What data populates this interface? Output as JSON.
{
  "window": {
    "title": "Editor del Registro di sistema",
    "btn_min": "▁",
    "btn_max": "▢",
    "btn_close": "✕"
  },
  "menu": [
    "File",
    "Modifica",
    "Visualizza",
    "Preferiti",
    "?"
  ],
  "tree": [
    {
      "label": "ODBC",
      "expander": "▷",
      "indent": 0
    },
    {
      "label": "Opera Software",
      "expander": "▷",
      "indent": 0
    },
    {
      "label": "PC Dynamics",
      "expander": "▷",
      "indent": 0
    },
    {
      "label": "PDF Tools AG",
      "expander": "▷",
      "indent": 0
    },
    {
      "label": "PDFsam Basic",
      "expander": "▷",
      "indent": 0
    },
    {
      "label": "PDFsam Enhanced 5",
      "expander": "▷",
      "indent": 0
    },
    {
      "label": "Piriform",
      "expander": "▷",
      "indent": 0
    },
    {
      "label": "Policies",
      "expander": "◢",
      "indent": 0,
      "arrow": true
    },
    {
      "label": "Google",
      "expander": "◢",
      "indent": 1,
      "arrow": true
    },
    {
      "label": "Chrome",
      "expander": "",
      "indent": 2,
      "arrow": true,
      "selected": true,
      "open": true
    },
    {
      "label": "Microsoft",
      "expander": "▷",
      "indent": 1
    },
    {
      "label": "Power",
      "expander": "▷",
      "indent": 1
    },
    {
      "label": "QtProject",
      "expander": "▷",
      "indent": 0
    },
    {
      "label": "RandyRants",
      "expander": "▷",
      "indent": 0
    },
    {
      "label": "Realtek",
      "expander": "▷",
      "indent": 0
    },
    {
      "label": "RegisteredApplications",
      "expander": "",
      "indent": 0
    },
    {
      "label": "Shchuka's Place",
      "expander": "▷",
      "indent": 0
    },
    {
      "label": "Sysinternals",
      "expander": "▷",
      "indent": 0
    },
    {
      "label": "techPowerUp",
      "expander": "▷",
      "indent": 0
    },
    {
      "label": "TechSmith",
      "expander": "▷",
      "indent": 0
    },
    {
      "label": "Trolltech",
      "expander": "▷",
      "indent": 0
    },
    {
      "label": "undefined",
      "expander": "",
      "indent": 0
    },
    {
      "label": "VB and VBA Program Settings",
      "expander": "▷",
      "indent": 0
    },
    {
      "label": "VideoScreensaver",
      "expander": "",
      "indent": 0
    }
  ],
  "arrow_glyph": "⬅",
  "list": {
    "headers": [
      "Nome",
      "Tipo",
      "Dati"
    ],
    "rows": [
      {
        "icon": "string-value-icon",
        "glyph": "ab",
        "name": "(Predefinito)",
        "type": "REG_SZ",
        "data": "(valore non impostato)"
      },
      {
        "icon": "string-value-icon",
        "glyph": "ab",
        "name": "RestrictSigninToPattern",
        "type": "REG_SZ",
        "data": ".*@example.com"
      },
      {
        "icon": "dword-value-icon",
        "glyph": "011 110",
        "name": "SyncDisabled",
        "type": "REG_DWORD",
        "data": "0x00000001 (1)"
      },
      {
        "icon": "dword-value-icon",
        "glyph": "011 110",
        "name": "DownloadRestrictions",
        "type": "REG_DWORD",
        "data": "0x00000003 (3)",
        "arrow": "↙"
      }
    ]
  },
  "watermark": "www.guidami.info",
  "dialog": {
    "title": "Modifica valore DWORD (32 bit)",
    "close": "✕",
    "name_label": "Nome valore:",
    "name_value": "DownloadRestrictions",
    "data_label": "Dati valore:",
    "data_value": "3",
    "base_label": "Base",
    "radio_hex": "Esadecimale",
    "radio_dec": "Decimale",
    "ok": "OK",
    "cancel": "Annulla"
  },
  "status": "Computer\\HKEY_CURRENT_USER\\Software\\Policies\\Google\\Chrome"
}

---

INSTRUCTIONS FOR THE TASK: Each line of the listing should be copied exactly.

EXERCISE RESULT:
What data populates this interface? Output as JSON.
{
  "window": {
    "title": "Editor del Registro di sistema",
    "btn_min": "▁",
    "btn_max": "▢",
    "btn_close": "✕"
  },
  "menu": [
    "File",
    "Modifica",
    "Visualizza",
    "Preferiti",
    "?"
  ],
  "tree": [
    {
      "label": "ODBC",
      "expander": "▷",
      "indent": 0
    },
    {
      "label": "Opera Software",
      "expander": "▷",
      "indent": 0
    },
    {
      "label": "PC Dynamics",
      "expander": "▷",
      "indent": 0
    },
    {
      "label": "PDF Tools AG",
      "expander": "▷",
      "indent": 0
    },
    {
      "label": "PDFsam Basic",
      "expander": "▷",
      "indent": 0
    },
    {
      "label": "PDFsam Enhanced 5",
      "expander": "▷",
      "indent": 0
    },
    {
      "label": "Piriform",
      "expander": "▷",
      "indent": 0
    },
    {
      "label": "Policies",
      "expander": "◢",
      "indent": 0,
      "arrow": true
    },
    {
      "label": "Google",
      "expander": "◢",
      "indent": 1,
      "arrow": true
    },
    {
      "label": "Chrome",
      "expander": "",
      "indent": 2,
      "arrow": true,
      "selected": true,
      "open": true
    },
    {
      "label": "Microsoft",
      "expander": "▷",
      "indent": 1
    },
    {
      "label": "Power",
      "expander": "▷",
      "indent": 1
    },
    {
      "label": "QtProject",
      "expander": "▷",
      "indent": 0
    },
    {
      "label": "RandyRants",
      "expander": "▷",
      "indent": 0
    },
    {
      "label": "Realtek",
      "expander": "▷",
      "indent": 0
    },
    {
      "label": "RegisteredApplications",
      "expander": "",
      "indent": 0
    },
    {
      "label": "Shchuka's Place",
      "expander": "▷",
      "indent": 0
    },
    {
      "label": "Sysinternals",
      "expander": "▷",
      "indent": 0
    },
    {
      "label": "techPowerUp",
      "expander": "▷",
      "indent": 0
    },
    {
      "label": "TechSmith",
      "expander": "▷",
      "indent": 0
    },
    {
      "label": "Trolltech",
      "expander": "▷",
      "indent": 0
    },
    {
      "label": "undefined",
      "expander": "",
      "indent": 0
    },
    {
      "label": "VB and VBA Program Settings",
      "expander": "▷",
      "indent": 0
    },
    {
      "label": "VideoScreensaver",
      "expander": "",
      "indent": 0
    }
  ],
  "arrow_glyph": "⬅",
  "list": {
    "headers": [
      "Nome",
      "Tipo",
      "Dati"
    ],
    "rows": [
      {
        "icon": "string-value-icon",
        "glyph": "ab",
        "name": "(Predefinito)",
        "type": "REG_SZ",
        "data": "(valore non impostato)"
      },
      {
        "icon": "string-value-icon",
        "glyph": "ab",
        "name": "RestrictSigninToPattern",
        "type": "REG_SZ",
        "data": ".*@example.com"
      },
      {
        "icon": "dword-value-icon",
        "glyph": "011 110",
        "name": "SyncDisabled",
        "type": "REG_DWORD",
        "data": "0x00000001 (1)"
      },
      {
        "icon": "dword-value-icon",
        "glyph": "011 110",
        "name": "DownloadRestrictions",
        "type": "REG_DWORD",
        "data": "0x00000003 (3)",
        "arrow": "↙"
      }
    ]
  },
  "watermark": "www.guidami.info",
  "dialog": {
    "title": "Modifica valore DWORD (32 bit)",
    "close": "✕",
    "name_label": "Nome valore:",
    "name_value": "DownloadRestrictions",
    "data_label": "Dati valore:",
    "data_value": "3",
    "base_label": "Base",
    "radio_hex": "Esadecimale",
    "radio_dec": "Decimale",
    "ok": "OK",
    "cancel": "Annulla"
  },
  "status": "Computer\\HKEY_CURRENT_USER\\Software\\Policies\\Google\\Chrome"
}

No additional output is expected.